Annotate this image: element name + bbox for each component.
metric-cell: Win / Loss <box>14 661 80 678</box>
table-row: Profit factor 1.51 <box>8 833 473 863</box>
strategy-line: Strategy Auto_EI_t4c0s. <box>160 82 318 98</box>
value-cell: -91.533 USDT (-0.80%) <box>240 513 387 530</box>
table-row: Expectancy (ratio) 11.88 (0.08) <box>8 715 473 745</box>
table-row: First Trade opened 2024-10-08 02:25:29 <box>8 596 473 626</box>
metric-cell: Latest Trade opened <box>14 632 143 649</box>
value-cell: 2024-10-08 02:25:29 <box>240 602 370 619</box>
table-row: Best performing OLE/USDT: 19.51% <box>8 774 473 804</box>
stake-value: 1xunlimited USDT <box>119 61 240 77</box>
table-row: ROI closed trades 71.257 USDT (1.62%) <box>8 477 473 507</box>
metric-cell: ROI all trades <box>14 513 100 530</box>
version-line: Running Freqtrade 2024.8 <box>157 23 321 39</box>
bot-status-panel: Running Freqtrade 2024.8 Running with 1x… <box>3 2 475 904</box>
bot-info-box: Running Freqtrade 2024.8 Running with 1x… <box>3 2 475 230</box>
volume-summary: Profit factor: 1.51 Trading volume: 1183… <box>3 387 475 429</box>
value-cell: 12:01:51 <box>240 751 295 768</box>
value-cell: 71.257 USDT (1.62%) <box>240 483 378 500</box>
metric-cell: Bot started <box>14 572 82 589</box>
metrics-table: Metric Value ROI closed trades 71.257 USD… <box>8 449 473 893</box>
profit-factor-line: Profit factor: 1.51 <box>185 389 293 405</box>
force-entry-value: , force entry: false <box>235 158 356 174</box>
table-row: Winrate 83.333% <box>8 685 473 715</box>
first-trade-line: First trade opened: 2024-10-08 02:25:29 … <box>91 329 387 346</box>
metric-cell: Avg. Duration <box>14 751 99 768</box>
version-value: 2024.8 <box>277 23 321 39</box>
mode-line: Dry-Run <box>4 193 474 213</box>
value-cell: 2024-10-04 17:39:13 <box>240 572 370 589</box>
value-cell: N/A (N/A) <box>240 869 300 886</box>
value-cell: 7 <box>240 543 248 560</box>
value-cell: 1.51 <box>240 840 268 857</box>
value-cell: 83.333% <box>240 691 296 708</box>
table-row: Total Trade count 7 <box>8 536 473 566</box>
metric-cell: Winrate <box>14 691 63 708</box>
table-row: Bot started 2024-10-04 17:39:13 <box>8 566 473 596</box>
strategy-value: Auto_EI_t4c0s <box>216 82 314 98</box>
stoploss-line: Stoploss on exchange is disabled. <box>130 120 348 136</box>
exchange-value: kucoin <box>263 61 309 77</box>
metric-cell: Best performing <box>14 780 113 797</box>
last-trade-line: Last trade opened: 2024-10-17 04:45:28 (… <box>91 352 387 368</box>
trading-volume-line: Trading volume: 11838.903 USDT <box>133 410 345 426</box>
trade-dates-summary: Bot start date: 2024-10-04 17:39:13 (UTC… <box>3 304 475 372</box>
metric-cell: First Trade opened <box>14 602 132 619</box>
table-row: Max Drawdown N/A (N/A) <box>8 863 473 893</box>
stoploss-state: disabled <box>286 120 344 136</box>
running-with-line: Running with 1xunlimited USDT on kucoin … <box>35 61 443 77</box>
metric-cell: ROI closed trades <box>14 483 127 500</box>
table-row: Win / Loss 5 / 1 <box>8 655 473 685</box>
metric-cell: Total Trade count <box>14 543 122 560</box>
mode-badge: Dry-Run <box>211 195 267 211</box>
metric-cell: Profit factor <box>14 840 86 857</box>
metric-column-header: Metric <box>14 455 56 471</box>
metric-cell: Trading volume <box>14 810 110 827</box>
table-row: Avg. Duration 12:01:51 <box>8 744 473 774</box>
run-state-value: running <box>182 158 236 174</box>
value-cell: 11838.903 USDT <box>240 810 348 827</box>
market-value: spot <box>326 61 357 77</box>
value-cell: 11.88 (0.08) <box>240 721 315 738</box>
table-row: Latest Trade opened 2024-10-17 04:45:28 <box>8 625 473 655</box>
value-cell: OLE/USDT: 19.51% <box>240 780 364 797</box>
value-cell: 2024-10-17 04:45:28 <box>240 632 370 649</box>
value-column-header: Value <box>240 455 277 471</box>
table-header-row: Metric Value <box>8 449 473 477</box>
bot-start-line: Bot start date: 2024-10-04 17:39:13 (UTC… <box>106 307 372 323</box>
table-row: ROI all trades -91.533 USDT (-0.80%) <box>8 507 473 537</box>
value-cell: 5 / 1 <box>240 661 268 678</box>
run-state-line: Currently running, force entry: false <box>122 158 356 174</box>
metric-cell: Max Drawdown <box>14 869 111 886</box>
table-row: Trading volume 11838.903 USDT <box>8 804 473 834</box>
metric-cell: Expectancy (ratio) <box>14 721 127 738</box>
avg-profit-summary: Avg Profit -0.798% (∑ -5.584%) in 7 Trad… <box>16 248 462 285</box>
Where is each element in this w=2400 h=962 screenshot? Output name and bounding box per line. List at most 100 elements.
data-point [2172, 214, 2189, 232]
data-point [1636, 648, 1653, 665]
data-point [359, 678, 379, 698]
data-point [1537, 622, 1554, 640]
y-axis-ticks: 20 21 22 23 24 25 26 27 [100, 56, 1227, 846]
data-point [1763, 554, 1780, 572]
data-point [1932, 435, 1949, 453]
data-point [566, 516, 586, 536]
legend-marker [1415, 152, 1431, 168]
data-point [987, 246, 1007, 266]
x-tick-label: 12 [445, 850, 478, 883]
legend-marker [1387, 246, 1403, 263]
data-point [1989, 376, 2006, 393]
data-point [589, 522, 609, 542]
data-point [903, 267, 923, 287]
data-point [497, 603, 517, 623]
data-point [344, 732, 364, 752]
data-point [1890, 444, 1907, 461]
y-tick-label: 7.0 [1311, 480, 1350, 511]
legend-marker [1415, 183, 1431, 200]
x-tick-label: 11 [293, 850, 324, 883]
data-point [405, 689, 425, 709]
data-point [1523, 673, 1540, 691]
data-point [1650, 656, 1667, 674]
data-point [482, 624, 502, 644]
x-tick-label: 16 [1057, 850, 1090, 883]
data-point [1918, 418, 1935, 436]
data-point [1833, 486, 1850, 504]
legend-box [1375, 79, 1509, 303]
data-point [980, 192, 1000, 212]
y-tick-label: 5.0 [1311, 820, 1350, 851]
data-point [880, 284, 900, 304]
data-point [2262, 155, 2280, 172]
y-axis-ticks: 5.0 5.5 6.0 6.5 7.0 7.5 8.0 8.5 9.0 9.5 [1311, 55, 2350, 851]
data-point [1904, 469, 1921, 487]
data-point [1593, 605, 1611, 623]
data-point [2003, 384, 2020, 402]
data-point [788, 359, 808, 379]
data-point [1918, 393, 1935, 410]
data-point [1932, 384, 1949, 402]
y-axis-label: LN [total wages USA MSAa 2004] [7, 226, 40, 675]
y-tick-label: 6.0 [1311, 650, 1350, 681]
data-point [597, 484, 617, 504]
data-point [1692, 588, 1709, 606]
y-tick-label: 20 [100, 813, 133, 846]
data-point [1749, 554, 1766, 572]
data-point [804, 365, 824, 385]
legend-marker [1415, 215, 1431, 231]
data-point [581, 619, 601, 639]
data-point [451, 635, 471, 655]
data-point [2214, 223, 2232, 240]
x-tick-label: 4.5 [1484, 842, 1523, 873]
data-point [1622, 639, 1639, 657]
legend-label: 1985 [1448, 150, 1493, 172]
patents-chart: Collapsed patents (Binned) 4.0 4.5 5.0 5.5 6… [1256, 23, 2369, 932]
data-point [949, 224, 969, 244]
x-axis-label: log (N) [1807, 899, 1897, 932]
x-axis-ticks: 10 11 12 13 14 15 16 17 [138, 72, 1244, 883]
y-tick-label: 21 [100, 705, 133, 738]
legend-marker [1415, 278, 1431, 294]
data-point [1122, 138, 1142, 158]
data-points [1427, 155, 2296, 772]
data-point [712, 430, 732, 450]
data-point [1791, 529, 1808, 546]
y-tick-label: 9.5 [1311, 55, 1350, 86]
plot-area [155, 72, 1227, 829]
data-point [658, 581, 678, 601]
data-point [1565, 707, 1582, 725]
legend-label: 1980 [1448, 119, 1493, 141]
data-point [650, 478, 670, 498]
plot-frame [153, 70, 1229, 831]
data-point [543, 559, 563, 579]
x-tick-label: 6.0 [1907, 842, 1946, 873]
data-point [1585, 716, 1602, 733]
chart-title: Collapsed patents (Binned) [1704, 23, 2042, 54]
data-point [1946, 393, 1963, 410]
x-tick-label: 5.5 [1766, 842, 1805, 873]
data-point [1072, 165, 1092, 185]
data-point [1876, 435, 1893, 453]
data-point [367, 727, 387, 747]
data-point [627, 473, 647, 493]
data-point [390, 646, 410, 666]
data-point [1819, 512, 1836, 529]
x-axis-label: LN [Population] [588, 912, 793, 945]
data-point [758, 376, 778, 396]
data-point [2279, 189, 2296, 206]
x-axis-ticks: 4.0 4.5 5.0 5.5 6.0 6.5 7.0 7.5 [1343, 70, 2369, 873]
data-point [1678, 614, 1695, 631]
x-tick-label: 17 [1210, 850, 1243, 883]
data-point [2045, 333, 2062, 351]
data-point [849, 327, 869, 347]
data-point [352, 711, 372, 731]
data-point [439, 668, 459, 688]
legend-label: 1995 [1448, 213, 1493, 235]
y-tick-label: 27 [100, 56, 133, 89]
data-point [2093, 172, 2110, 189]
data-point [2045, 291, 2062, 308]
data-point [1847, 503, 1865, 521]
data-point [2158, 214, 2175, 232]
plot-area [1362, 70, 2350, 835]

• **Written request**:
Rewrite the rows from the start through the line containing "value-cell: 2024-10-08 02:25:29", renaming "table-row" to "data-row" and leaving everything else unchanged.

• **Answer for the task**:
Annotate this image: element name + bbox for each component.
metric-cell: Win / Loss <box>14 661 80 678</box>
data-row: Profit factor 1.51 <box>8 833 473 863</box>
strategy-line: Strategy Auto_EI_t4c0s. <box>160 82 318 98</box>
value-cell: -91.533 USDT (-0.80%) <box>240 513 387 530</box>
data-row: Expectancy (ratio) 11.88 (0.08) <box>8 715 473 745</box>
data-row: First Trade opened 2024-10-08 02:25:29 <box>8 596 473 626</box>
metric-cell: Latest Trade opened <box>14 632 143 649</box>
value-cell: 2024-10-08 02:25:29 <box>240 602 370 619</box>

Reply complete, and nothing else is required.